Task prompt:
Make an exact copy of the entries below with the pictures removed.

Material provided:
☆ ☆ ☆
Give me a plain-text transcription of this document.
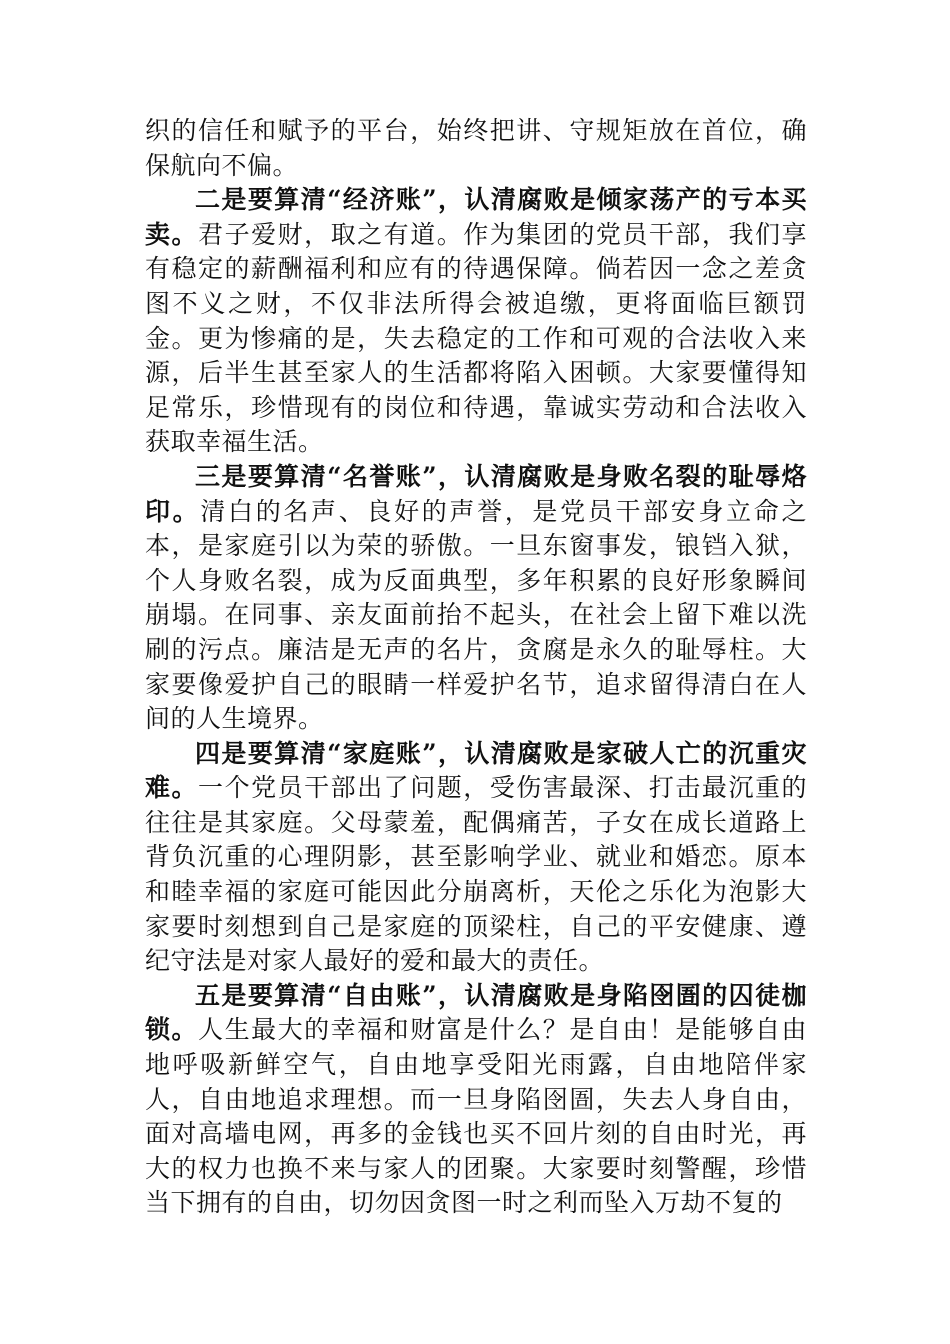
织的信任和赋予的平台，始终把讲、守规矩放在首位，确保航向不偏。

二是要算清“经济账”，认清腐败是倾家荡产的亏本买卖。君子爱财，取之有道。作为集团的党员干部，我们享有稳定的薪酬福利和应有的待遇保障。倘若因一念之差贪图不义之财，不仅非法所得会被追缴，更将面临巨额罚金。更为惨痛的是，失去稳定的工作和可观的合法收入来源，后半生甚至家人的生活都将陷入困顿。大家要懂得知足常乐，珍惜现有的岗位和待遇，靠诚实劳动和合法收入获取幸福生活。

三是要算清“名誉账”，认清腐败是身败名裂的耻辱烙印。清白的名声、良好的声誉，是党员干部安身立命之本，是家庭引以为荣的骄傲。一旦东窗事发，锒铛入狱，个人身败名裂，成为反面典型，多年积累的良好形象瞬间崩塌。在同事、亲友面前抬不起头，在社会上留下难以洗刷的污点。廉洁是无声的名片，贪腐是永久的耻辱柱。大家要像爱护自己的眼睛一样爱护名节，追求留得清白在人间的人生境界。

四是要算清“家庭账”，认清腐败是家破人亡的沉重灾难。一个党员干部出了问题，受伤害最深、打击最沉重的往往是其家庭。父母蒙羞，配偶痛苦，子女在成长道路上背负沉重的心理阴影，甚至影响学业、就业和婚恋。原本和睦幸福的家庭可能因此分崩离析，天伦之乐化为泡影大家要时刻想到自己是家庭的顶梁柱，自己的平安健康、遵纪守法是对家人最好的爱和最大的责任。

五是要算清“自由账”，认清腐败是身陷囹圄的囚徒枷锁。人生最大的幸福和财富是什么？是自由！是能够自由地呼吸新鲜空气，自由地享受阳光雨露，自由地陪伴家人，自由地追求理想。而一旦身陷囹圄，失去人身自由，面对高墙电网，再多的金钱也买不回片刻的自由时光，再大的权力也换不来与家人的团聚。大家要时刻警醒，珍惜当下拥有的自由，切勿因贪图一时之利而坠入万劫不复的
☆ ☆ ☆
Answer:
Give me a plain-text transcription of this document.
织的信任和赋予的平台，始终把讲、守规矩放在首位，确保航向不偏。

二是要算清“经济账”，认清腐败是倾家荡产的亏本买卖。君子爱财，取之有道。作为集团的党员干部，我们享有稳定的薪酬福利和应有的待遇保障。倘若因一念之差贪图不义之财，不仅非法所得会被追缴，更将面临巨额罚金。更为惨痛的是，失去稳定的工作和可观的合法收入来源，后半生甚至家人的生活都将陷入困顿。大家要懂得知足常乐，珍惜现有的岗位和待遇，靠诚实劳动和合法收入获取幸福生活。

三是要算清“名誉账”，认清腐败是身败名裂的耻辱烙印。清白的名声、良好的声誉，是党员干部安身立命之本，是家庭引以为荣的骄傲。一旦东窗事发，锒铛入狱，个人身败名裂，成为反面典型，多年积累的良好形象瞬间崩塌。在同事、亲友面前抬不起头，在社会上留下难以洗刷的污点。廉洁是无声的名片，贪腐是永久的耻辱柱。大家要像爱护自己的眼睛一样爱护名节，追求留得清白在人间的人生境界。

四是要算清“家庭账”，认清腐败是家破人亡的沉重灾难。一个党员干部出了问题，受伤害最深、打击最沉重的往往是其家庭。父母蒙羞，配偶痛苦，子女在成长道路上背负沉重的心理阴影，甚至影响学业、就业和婚恋。原本和睦幸福的家庭可能因此分崩离析，天伦之乐化为泡影大家要时刻想到自己是家庭的顶梁柱，自己的平安健康、遵纪守法是对家人最好的爱和最大的责任。

五是要算清“自由账”，认清腐败是身陷囹圄的囚徒枷锁。人生最大的幸福和财富是什么？是自由！是能够自由地呼吸新鲜空气，自由地享受阳光雨露，自由地陪伴家人，自由地追求理想。而一旦身陷囹圄，失去人身自由，面对高墙电网，再多的金钱也买不回片刻的自由时光，再大的权力也换不来与家人的团聚。大家要时刻警醒，珍惜当下拥有的自由，切勿因贪图一时之利而坠入万劫不复的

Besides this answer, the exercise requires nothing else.